> _Stated problem_
Every line below must be reproduced exactly. Copy them all.

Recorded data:
------------------------------------
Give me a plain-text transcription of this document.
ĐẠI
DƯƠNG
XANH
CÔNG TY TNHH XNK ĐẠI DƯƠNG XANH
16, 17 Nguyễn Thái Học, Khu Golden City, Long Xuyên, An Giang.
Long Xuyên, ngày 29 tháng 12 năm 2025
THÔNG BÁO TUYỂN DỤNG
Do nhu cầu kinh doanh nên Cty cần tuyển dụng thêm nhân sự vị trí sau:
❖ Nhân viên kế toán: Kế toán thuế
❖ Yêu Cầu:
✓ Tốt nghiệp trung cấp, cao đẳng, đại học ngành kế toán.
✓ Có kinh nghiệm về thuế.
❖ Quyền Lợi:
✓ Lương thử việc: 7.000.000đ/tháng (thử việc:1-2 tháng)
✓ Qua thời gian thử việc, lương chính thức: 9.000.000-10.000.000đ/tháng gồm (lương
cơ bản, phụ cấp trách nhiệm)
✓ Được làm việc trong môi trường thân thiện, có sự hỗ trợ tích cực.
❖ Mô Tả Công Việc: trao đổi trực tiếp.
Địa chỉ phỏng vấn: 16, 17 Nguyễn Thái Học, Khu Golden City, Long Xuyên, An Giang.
------------------------------------
> _Full output_
Give me a plain-text transcription of this document.
ĐẠI
DƯƠNG
XANH
CÔNG TY TNHH XNK ĐẠI DƯƠNG XANH
16, 17 Nguyễn Thái Học, Khu Golden City, Long Xuyên, An Giang.
Long Xuyên, ngày 29 tháng 12 năm 2025
THÔNG BÁO TUYỂN DỤNG
Do nhu cầu kinh doanh nên Cty cần tuyển dụng thêm nhân sự vị trí sau:
❖ Nhân viên kế toán: Kế toán thuế
❖ Yêu Cầu:
✓ Tốt nghiệp trung cấp, cao đẳng, đại học ngành kế toán.
✓ Có kinh nghiệm về thuế.
❖ Quyền Lợi:
✓ Lương thử việc: 7.000.000đ/tháng (thử việc:1-2 tháng)
✓ Qua thời gian thử việc, lương chính thức: 9.000.000-10.000.000đ/tháng gồm (lương
cơ bản, phụ cấp trách nhiệm)
✓ Được làm việc trong môi trường thân thiện, có sự hỗ trợ tích cực.
❖ Mô Tả Công Việc: trao đổi trực tiếp.
Địa chỉ phỏng vấn: 16, 17 Nguyễn Thái Học, Khu Golden City, Long Xuyên, An Giang.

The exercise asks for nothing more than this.